======== Supplied data
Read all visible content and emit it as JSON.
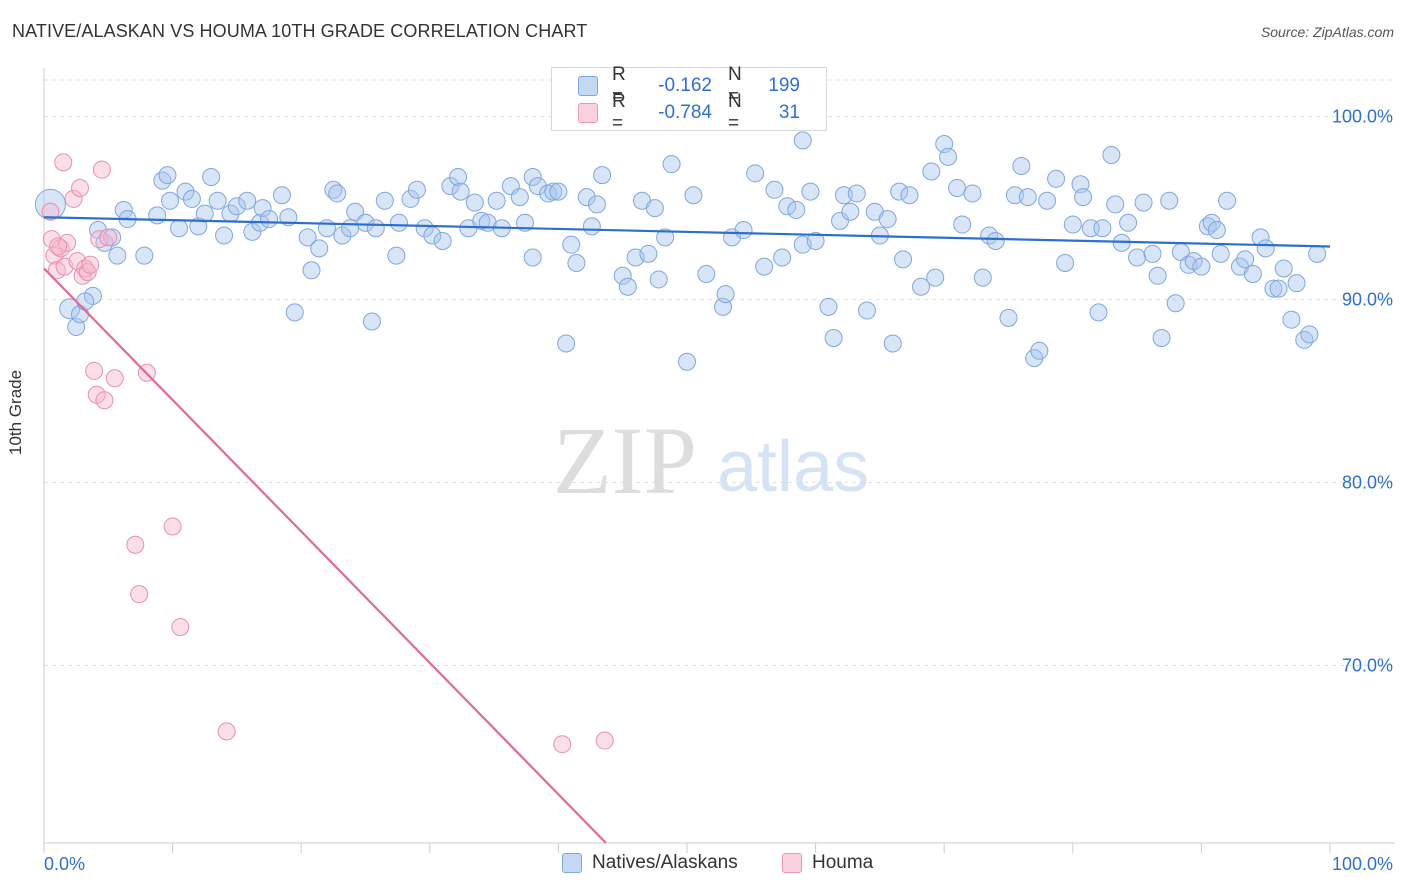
{
  "title": "NATIVE/ALASKAN VS HOUMA 10TH GRADE CORRELATION CHART",
  "source": "Source: ZipAtlas.com",
  "watermark": {
    "zip": "ZIP",
    "atlas": "atlas"
  },
  "legend": {
    "rows": [
      {
        "r_label": "R =",
        "r_value": "-0.162",
        "n_label": "N =",
        "n_value": "199",
        "color": "#a9c6ee"
      },
      {
        "r_label": "R =",
        "r_value": "-0.784",
        "n_label": "N =",
        "n_value": "31",
        "color": "#f6b8cc"
      }
    ]
  },
  "bottom_legend": [
    "Natives/Alaskans",
    "Houma"
  ],
  "chart_data": {
    "type": "scatter",
    "title": "NATIVE/ALASKAN VS HOUMA 10TH GRADE CORRELATION CHART",
    "xlabel": "",
    "ylabel": "10th Grade",
    "xlim": [
      0,
      100
    ],
    "ylim": [
      60.3,
      102
    ],
    "x_tick_labels": [
      "0.0%",
      "100.0%"
    ],
    "y_ticks": [
      100,
      90,
      80,
      70
    ],
    "y_tick_labels": [
      "100.0%",
      "90.0%",
      "80.0%",
      "70.0%"
    ],
    "grid": true,
    "colors": {
      "natives": "#5b8fd9",
      "natives_fill": "#a9c6ee",
      "houma": "#e47aa0",
      "houma_fill": "#f6b8cc",
      "tick_label": "#2f6fd0"
    },
    "series": [
      {
        "name": "Natives/Alaskans",
        "trend": {
          "x": [
            0,
            100
          ],
          "y": [
            94.5,
            92.9
          ]
        },
        "points": [
          [
            0.5,
            95.2
          ],
          [
            2,
            89.5
          ],
          [
            2.5,
            88.5
          ],
          [
            2.8,
            89.2
          ],
          [
            3.8,
            90.2
          ],
          [
            4.2,
            93.8
          ],
          [
            4.7,
            93.1
          ],
          [
            5.7,
            92.4
          ],
          [
            6.2,
            94.9
          ],
          [
            6.5,
            94.4
          ],
          [
            7.8,
            92.4
          ],
          [
            8.8,
            94.6
          ],
          [
            9.2,
            96.5
          ],
          [
            9.6,
            96.8
          ],
          [
            9.8,
            95.4
          ],
          [
            10.5,
            93.9
          ],
          [
            11,
            95.9
          ],
          [
            11.5,
            95.5
          ],
          [
            12,
            94
          ],
          [
            12.5,
            94.7
          ],
          [
            13,
            96.7
          ],
          [
            13.5,
            95.4
          ],
          [
            14,
            93.5
          ],
          [
            14.5,
            94.7
          ],
          [
            15,
            95.1
          ],
          [
            15.8,
            95.4
          ],
          [
            16.2,
            93.7
          ],
          [
            16.8,
            94.2
          ],
          [
            17,
            95
          ],
          [
            17.5,
            94.4
          ],
          [
            18.5,
            95.7
          ],
          [
            19,
            94.5
          ],
          [
            19.5,
            89.3
          ],
          [
            20.5,
            93.4
          ],
          [
            20.8,
            91.6
          ],
          [
            21.4,
            92.8
          ],
          [
            22,
            93.9
          ],
          [
            22.5,
            96
          ],
          [
            22.8,
            95.8
          ],
          [
            23.2,
            93.5
          ],
          [
            23.8,
            93.9
          ],
          [
            24.2,
            94.8
          ],
          [
            25,
            94.2
          ],
          [
            25.5,
            88.8
          ],
          [
            25.8,
            93.9
          ],
          [
            26.5,
            95.4
          ],
          [
            27.4,
            92.4
          ],
          [
            27.6,
            94.2
          ],
          [
            28.5,
            95.5
          ],
          [
            29,
            96
          ],
          [
            29.6,
            93.9
          ],
          [
            30.2,
            93.5
          ],
          [
            31,
            93.2
          ],
          [
            31.6,
            96.2
          ],
          [
            32.2,
            96.7
          ],
          [
            32.4,
            95.9
          ],
          [
            33,
            93.9
          ],
          [
            33.5,
            95.3
          ],
          [
            34,
            94.3
          ],
          [
            34.5,
            94.2
          ],
          [
            35.2,
            95.4
          ],
          [
            35.6,
            93.9
          ],
          [
            36.3,
            96.2
          ],
          [
            37,
            95.6
          ],
          [
            37.4,
            94.2
          ],
          [
            38,
            96.7
          ],
          [
            38.4,
            96.2
          ],
          [
            39.2,
            95.8
          ],
          [
            39.6,
            95.9
          ],
          [
            40,
            95.9
          ],
          [
            40.6,
            87.6
          ],
          [
            41,
            93
          ],
          [
            41.4,
            92
          ],
          [
            42.2,
            95.6
          ],
          [
            42.6,
            94
          ],
          [
            43,
            95.2
          ],
          [
            43.4,
            96.8
          ],
          [
            45,
            91.3
          ],
          [
            45.4,
            90.7
          ],
          [
            46,
            92.3
          ],
          [
            46.5,
            95.4
          ],
          [
            47,
            92.5
          ],
          [
            47.5,
            95
          ],
          [
            47.8,
            91.1
          ],
          [
            48.3,
            93.4
          ],
          [
            48.8,
            97.4
          ],
          [
            50,
            86.6
          ],
          [
            50.5,
            95.7
          ],
          [
            51.5,
            91.4
          ],
          [
            52.8,
            89.6
          ],
          [
            53,
            90.3
          ],
          [
            53.5,
            93.4
          ],
          [
            54.4,
            93.8
          ],
          [
            55.3,
            96.9
          ],
          [
            56,
            91.8
          ],
          [
            56.8,
            96
          ],
          [
            57.4,
            92.3
          ],
          [
            57.8,
            95.1
          ],
          [
            58.5,
            94.9
          ],
          [
            59,
            93
          ],
          [
            59.6,
            95.9
          ],
          [
            60,
            93.2
          ],
          [
            61,
            89.6
          ],
          [
            61.4,
            87.9
          ],
          [
            61.9,
            94.3
          ],
          [
            62.2,
            95.7
          ],
          [
            62.7,
            94.8
          ],
          [
            63.2,
            95.8
          ],
          [
            64,
            89.4
          ],
          [
            64.6,
            94.8
          ],
          [
            65,
            93.5
          ],
          [
            65.6,
            94.4
          ],
          [
            66,
            87.6
          ],
          [
            66.5,
            95.9
          ],
          [
            66.8,
            92.2
          ],
          [
            67.3,
            95.7
          ],
          [
            68.2,
            90.7
          ],
          [
            69,
            97
          ],
          [
            69.3,
            91.2
          ],
          [
            70,
            98.5
          ],
          [
            70.3,
            97.8
          ],
          [
            71,
            96.1
          ],
          [
            71.4,
            94.1
          ],
          [
            72.2,
            95.8
          ],
          [
            73,
            91.2
          ],
          [
            73.5,
            93.5
          ],
          [
            74,
            93.2
          ],
          [
            75,
            89
          ],
          [
            75.5,
            95.7
          ],
          [
            76,
            97.3
          ],
          [
            76.5,
            95.6
          ],
          [
            77,
            86.8
          ],
          [
            77.4,
            87.2
          ],
          [
            78,
            95.4
          ],
          [
            78.7,
            96.6
          ],
          [
            79.4,
            92
          ],
          [
            80,
            94.1
          ],
          [
            80.6,
            96.3
          ],
          [
            80.8,
            95.6
          ],
          [
            81.4,
            93.9
          ],
          [
            82,
            89.3
          ],
          [
            82.3,
            93.9
          ],
          [
            83,
            97.9
          ],
          [
            83.3,
            95.2
          ],
          [
            83.8,
            93.1
          ],
          [
            84.3,
            94.2
          ],
          [
            85,
            92.3
          ],
          [
            85.5,
            95.3
          ],
          [
            86.2,
            92.5
          ],
          [
            86.6,
            91.3
          ],
          [
            86.9,
            87.9
          ],
          [
            87.5,
            95.4
          ],
          [
            88,
            89.8
          ],
          [
            88.4,
            92.6
          ],
          [
            89,
            91.9
          ],
          [
            89.4,
            92.1
          ],
          [
            90,
            91.8
          ],
          [
            90.5,
            94
          ],
          [
            90.8,
            94.2
          ],
          [
            91.2,
            93.8
          ],
          [
            91.5,
            92.5
          ],
          [
            92,
            95.4
          ],
          [
            93,
            91.8
          ],
          [
            93.4,
            92.2
          ],
          [
            94,
            91.4
          ],
          [
            94.6,
            93.4
          ],
          [
            95,
            92.8
          ],
          [
            95.6,
            90.6
          ],
          [
            96,
            90.6
          ],
          [
            96.4,
            91.7
          ],
          [
            97,
            88.9
          ],
          [
            97.4,
            90.9
          ],
          [
            98,
            87.8
          ],
          [
            98.4,
            88.1
          ],
          [
            99,
            92.5
          ],
          [
            3.2,
            89.9
          ],
          [
            59,
            98.7
          ],
          [
            38,
            92.3
          ],
          [
            5.3,
            93.4
          ]
        ]
      },
      {
        "name": "Houma",
        "trend": {
          "x": [
            0,
            43.7
          ],
          "y": [
            91.7,
            60.3
          ]
        },
        "points": [
          [
            0.5,
            94.8
          ],
          [
            0.6,
            93.3
          ],
          [
            0.8,
            92.4
          ],
          [
            1,
            91.6
          ],
          [
            1.3,
            92.8
          ],
          [
            1.5,
            97.5
          ],
          [
            1.6,
            91.8
          ],
          [
            1.8,
            93.1
          ],
          [
            2.3,
            95.5
          ],
          [
            2.6,
            92.1
          ],
          [
            2.8,
            96.1
          ],
          [
            3,
            91.3
          ],
          [
            3.2,
            91.7
          ],
          [
            3.4,
            91.5
          ],
          [
            3.6,
            91.9
          ],
          [
            3.9,
            86.1
          ],
          [
            4.1,
            84.8
          ],
          [
            4.3,
            93.3
          ],
          [
            4.5,
            97.1
          ],
          [
            4.7,
            84.5
          ],
          [
            5,
            93.4
          ],
          [
            5.5,
            85.7
          ],
          [
            7.1,
            76.6
          ],
          [
            7.4,
            73.9
          ],
          [
            8,
            86
          ],
          [
            10,
            77.6
          ],
          [
            10.6,
            72.1
          ],
          [
            14.2,
            66.4
          ],
          [
            40.3,
            65.7
          ],
          [
            43.6,
            65.9
          ],
          [
            1.1,
            92.9
          ]
        ]
      }
    ]
  }
}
================
**What is required:** Return all lines containing "title".

**Problem solution:**
  "title": "NATIVE/ALASKAN VS HOUMA 10TH GRADE CORRELATION CHART",
    "title": "NATIVE/ALASKAN VS HOUMA 10TH GRADE CORRELATION CHART",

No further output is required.